_DIRECTIONS FOR THIS TASK:_ Reply with the count of lines holding "technology", nothing more.

_DATASET RECORDS:_
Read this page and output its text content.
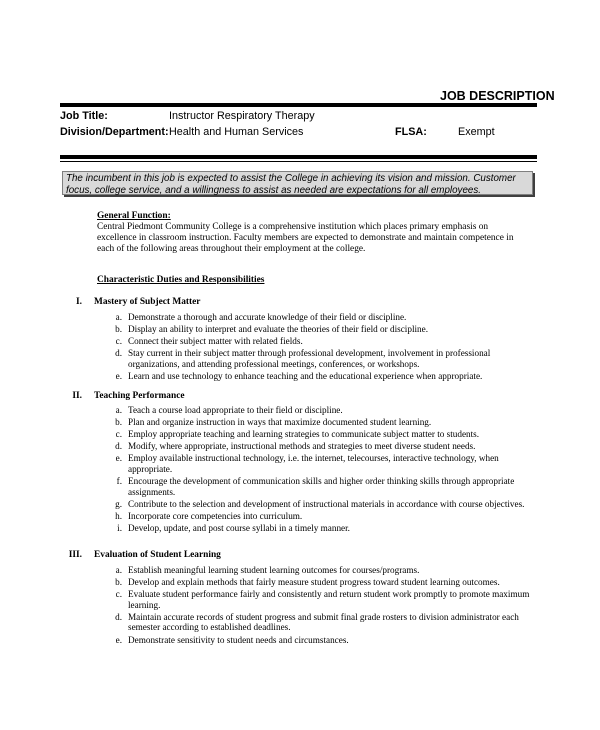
JOB DESCRIPTION
Job Title:	Instructor Respiratory Therapy
Division/Department: Health and Human Services	FLSA:	Exempt
The incumbent in this job is expected to assist the College in achieving its vision and mission. Customer focus, college service, and a willingness to assist as needed are expectations for all employees.
General Function:
Central Piedmont Community College is a comprehensive institution which places primary emphasis on excellence in classroom instruction. Faculty members are expected to demonstrate and maintain competence in each of the following areas throughout their employment at the college.
Characteristic Duties and Responsibilities
I. Mastery of Subject Matter
a. Demonstrate a thorough and accurate knowledge of their field or discipline.
b. Display an ability to interpret and evaluate the theories of their field or discipline.
c. Connect their subject matter with related fields.
d. Stay current in their subject matter through professional development, involvement in professional organizations, and attending professional meetings, conferences, or workshops.
e. Learn and use technology to enhance teaching and the educational experience when appropriate.
II. Teaching Performance
a. Teach a course load appropriate to their field or discipline.
b. Plan and organize instruction in ways that maximize documented student learning.
c. Employ appropriate teaching and learning strategies to communicate subject matter to students.
d. Modify, where appropriate, instructional methods and strategies to meet diverse student needs.
e. Employ available instructional technology, i.e. the internet, telecourses, interactive technology, when appropriate.
f. Encourage the development of communication skills and higher order thinking skills through appropriate assignments.
g. Contribute to the selection and development of instructional materials in accordance with course objectives.
h. Incorporate core competencies into curriculum.
i. Develop, update, and post course syllabi in a timely manner.
III. Evaluation of Student Learning
a. Establish meaningful learning student learning outcomes for courses/programs.
b. Develop and explain methods that fairly measure student progress toward student learning outcomes.
c. Evaluate student performance fairly and consistently and return student work promptly to promote maximum learning.
d. Maintain accurate records of student progress and submit final grade rosters to division administrator each semester according to established deadlines.
e. Demonstrate sensitivity to student needs and circumstances.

_CORRECT ANSWER:_ 2